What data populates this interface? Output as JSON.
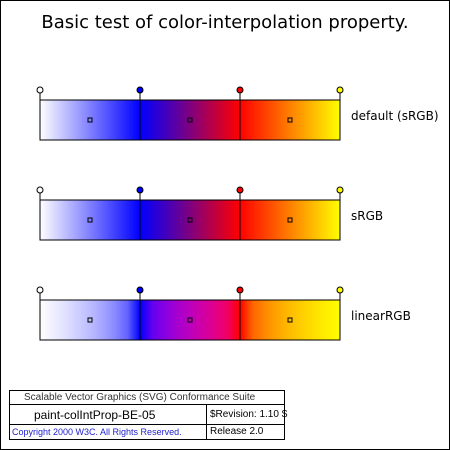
{
  "title": "Basic test of color-interpolation property.",
  "stop_colors": [
    "#ffffff",
    "#0000ff",
    "#ff0000",
    "#ffff00"
  ],
  "rows": [
    {
      "label": "default (sRGB)",
      "mode": "sRGB"
    },
    {
      "label": "sRGB",
      "mode": "sRGB"
    },
    {
      "label": "linearRGB",
      "mode": "linearRGB"
    }
  ],
  "footer": {
    "suite": "Scalable Vector Graphics (SVG) Conformance Suite",
    "test_name": "paint-colIntProp-BE-05",
    "revision": "$Revision: 1.10 $",
    "copyright": "Copyright 2000 W3C. All Rights Reserved.",
    "release": "Release 2.0"
  }
}
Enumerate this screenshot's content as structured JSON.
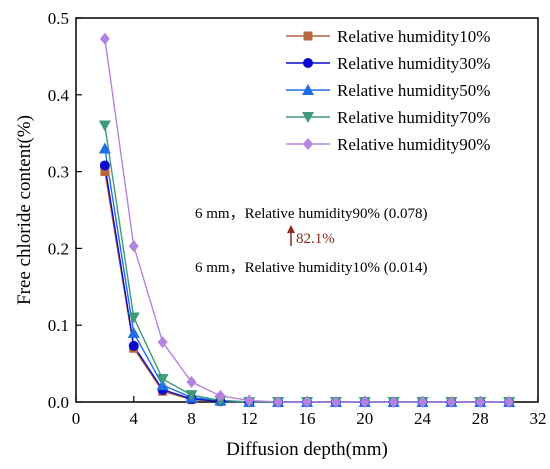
{
  "chart_data": {
    "type": "line",
    "xlabel": "Diffusion depth(mm)",
    "ylabel": "Free chloride content(%)",
    "xlim": [
      0,
      32
    ],
    "ylim": [
      0,
      0.5
    ],
    "xticks": [
      0,
      4,
      8,
      12,
      16,
      20,
      24,
      28,
      32
    ],
    "yticks": [
      0.0,
      0.1,
      0.2,
      0.3,
      0.4,
      0.5
    ],
    "xtick_labels": [
      "0",
      "4",
      "8",
      "12",
      "16",
      "20",
      "24",
      "28",
      "32"
    ],
    "ytick_labels": [
      "0.0",
      "0.1",
      "0.2",
      "0.3",
      "0.4",
      "0.5"
    ],
    "grid": false,
    "legend_position": "top-right",
    "x": [
      2,
      4,
      6,
      8,
      10,
      12,
      14,
      16,
      18,
      20,
      22,
      24,
      26,
      28,
      30
    ],
    "series": [
      {
        "name": "Relative humidity10%",
        "marker": "square",
        "color": "#b5673e",
        "values": [
          0.3,
          0.07,
          0.014,
          0.003,
          0.001,
          0.0,
          0.0,
          0.0,
          0.0,
          0.0,
          0.0,
          0.0,
          0.0,
          0.0,
          0.0
        ]
      },
      {
        "name": "Relative humidity30%",
        "marker": "circle",
        "color": "#0a0ad0",
        "values": [
          0.308,
          0.073,
          0.016,
          0.004,
          0.001,
          0.0,
          0.0,
          0.0,
          0.0,
          0.0,
          0.0,
          0.0,
          0.0,
          0.0,
          0.0
        ]
      },
      {
        "name": "Relative humidity50%",
        "marker": "triangle-up",
        "color": "#1e6fe6",
        "values": [
          0.33,
          0.09,
          0.022,
          0.006,
          0.002,
          0.0,
          0.0,
          0.0,
          0.0,
          0.0,
          0.0,
          0.0,
          0.0,
          0.0,
          0.0
        ]
      },
      {
        "name": "Relative humidity70%",
        "marker": "triangle-down",
        "color": "#3f9a7a",
        "values": [
          0.36,
          0.11,
          0.03,
          0.009,
          0.002,
          0.0,
          0.0,
          0.0,
          0.0,
          0.0,
          0.0,
          0.0,
          0.0,
          0.0,
          0.0
        ]
      },
      {
        "name": "Relative humidity90%",
        "marker": "diamond",
        "color": "#b383e0",
        "values": [
          0.473,
          0.203,
          0.078,
          0.026,
          0.008,
          0.002,
          0.0,
          0.0,
          0.0,
          0.0,
          0.0,
          0.0,
          0.0,
          0.0,
          0.0
        ]
      }
    ],
    "annotations": [
      {
        "text": "6 mm，Relative humidity90% (0.078)"
      },
      {
        "text": "82.1%",
        "color": "#8b2a1a"
      },
      {
        "text": "6 mm，Relative humidity10% (0.014)"
      }
    ]
  }
}
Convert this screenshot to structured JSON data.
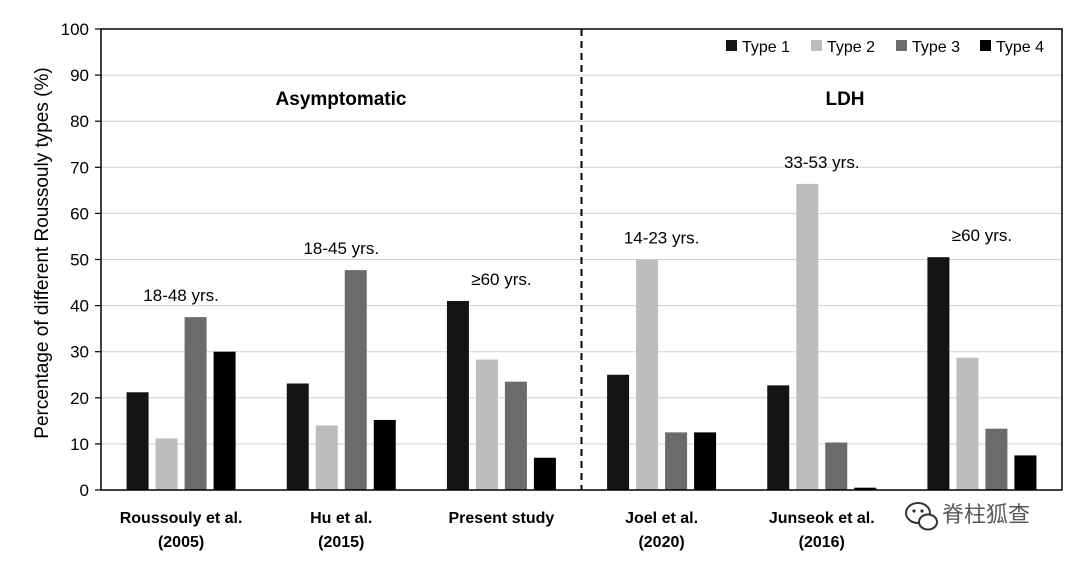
{
  "chart_data": {
    "type": "bar",
    "ylabel": "Percentage of different Roussouly types (%)",
    "ylim": [
      0,
      100
    ],
    "yticks": [
      0,
      10,
      20,
      30,
      40,
      50,
      60,
      70,
      80,
      90,
      100
    ],
    "grid": true,
    "legend_position": "top-right",
    "categories": [
      [
        "Roussouly et al.",
        "(2005)"
      ],
      [
        "Hu et al.",
        "(2015)"
      ],
      [
        "Present study",
        ""
      ],
      [
        "Joel et al.",
        "(2020)"
      ],
      [
        "Junseok et al.",
        "(2016)"
      ],
      [
        "",
        ""
      ]
    ],
    "series": [
      {
        "name": "Type 1",
        "color": "#141414",
        "values": [
          21.2,
          23.1,
          41.0,
          25.0,
          22.7,
          50.5
        ]
      },
      {
        "name": "Type 2",
        "color": "#bdbdbd",
        "values": [
          11.2,
          14.0,
          28.3,
          50.0,
          66.4,
          28.7
        ]
      },
      {
        "name": "Type 3",
        "color": "#6b6b6b",
        "values": [
          37.5,
          47.7,
          23.5,
          12.5,
          10.3,
          13.3
        ]
      },
      {
        "name": "Type 4",
        "color": "#000000",
        "values": [
          30.0,
          15.2,
          7.0,
          12.5,
          0.5,
          7.5
        ]
      }
    ],
    "group_labels": [
      "Asymptomatic",
      "LDH"
    ],
    "age_labels": [
      "18-48 yrs.",
      "18-45 yrs.",
      "≥60 yrs.",
      "14-23 yrs.",
      "33-53 yrs.",
      "≥60 yrs."
    ],
    "divider_after_category": 2
  },
  "watermark": {
    "text": "脊柱狐查",
    "icon": "wechat-icon"
  }
}
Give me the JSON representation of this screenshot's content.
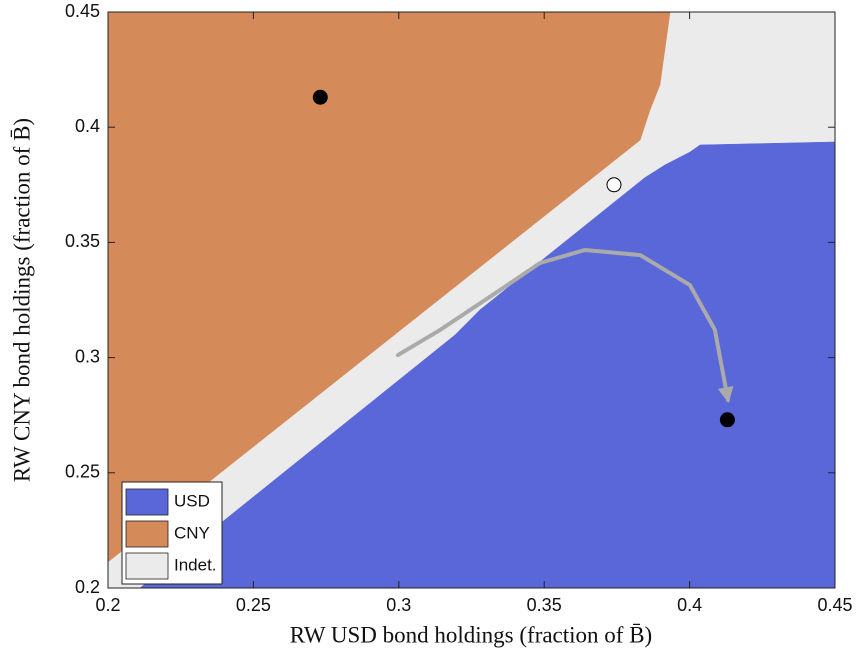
{
  "chart_data": {
    "type": "region",
    "xlabel": "RW USD bond holdings (fraction of B̄)",
    "ylabel": "RW CNY bond holdings (fraction of B̄)",
    "xlim": [
      0.2,
      0.45
    ],
    "ylim": [
      0.2,
      0.45
    ],
    "xticks": [
      0.2,
      0.25,
      0.3,
      0.35,
      0.4,
      0.45
    ],
    "yticks": [
      0.2,
      0.25,
      0.3,
      0.35,
      0.4,
      0.45
    ],
    "legend": "lower left",
    "regions": [
      {
        "name": "USD",
        "color": "#5a67d8",
        "x": [
          0.45,
          0.4036,
          0.4001,
          0.3915,
          0.3845,
          0.3279,
          0.3193,
          0.211,
          0.45
        ],
        "y": [
          0.3936,
          0.3923,
          0.3892,
          0.3836,
          0.378,
          0.3207,
          0.3098,
          0.2,
          0.2
        ]
      },
      {
        "name": "CNY",
        "color": "#d58a59",
        "x": [
          0.2,
          0.3933,
          0.3898,
          0.3864,
          0.383,
          0.2
        ],
        "y": [
          0.45,
          0.45,
          0.4183,
          0.4075,
          0.3944,
          0.2113
        ]
      },
      {
        "name": "Indet.",
        "color": "#ebebeb",
        "x": [
          0.2,
          0.45,
          0.45,
          0.2
        ],
        "y": [
          0.2,
          0.2,
          0.45,
          0.45
        ]
      }
    ],
    "points": [
      {
        "x": 0.273,
        "y": 0.413,
        "color": "#000000"
      },
      {
        "x": 0.413,
        "y": 0.273,
        "color": "#000000"
      },
      {
        "x": 0.374,
        "y": 0.375,
        "color": "#ffffff"
      }
    ],
    "path": {
      "color": "#aaaaaa",
      "x": [
        0.2997,
        0.3142,
        0.3348,
        0.3486,
        0.364,
        0.383,
        0.4001,
        0.4087,
        0.4132
      ],
      "y": [
        0.3011,
        0.312,
        0.3293,
        0.3411,
        0.3467,
        0.3445,
        0.3315,
        0.312,
        0.2816
      ]
    }
  }
}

==========

**WHAT TO PRODUCE:** Gather each line of the records holding the string "Relative".

**RESULT:**
        "name": "Relative humidity10%",
        "name": "Relative humidity30%",
        "name": "Relative humidity50%",
        "name": "Relative humidity70%",
        "name": "Relative humidity90%",
        "text": "6 mm，Relative humidity90% (0.078)"
        "text": "6 mm，Relative humidity10% (0.014)"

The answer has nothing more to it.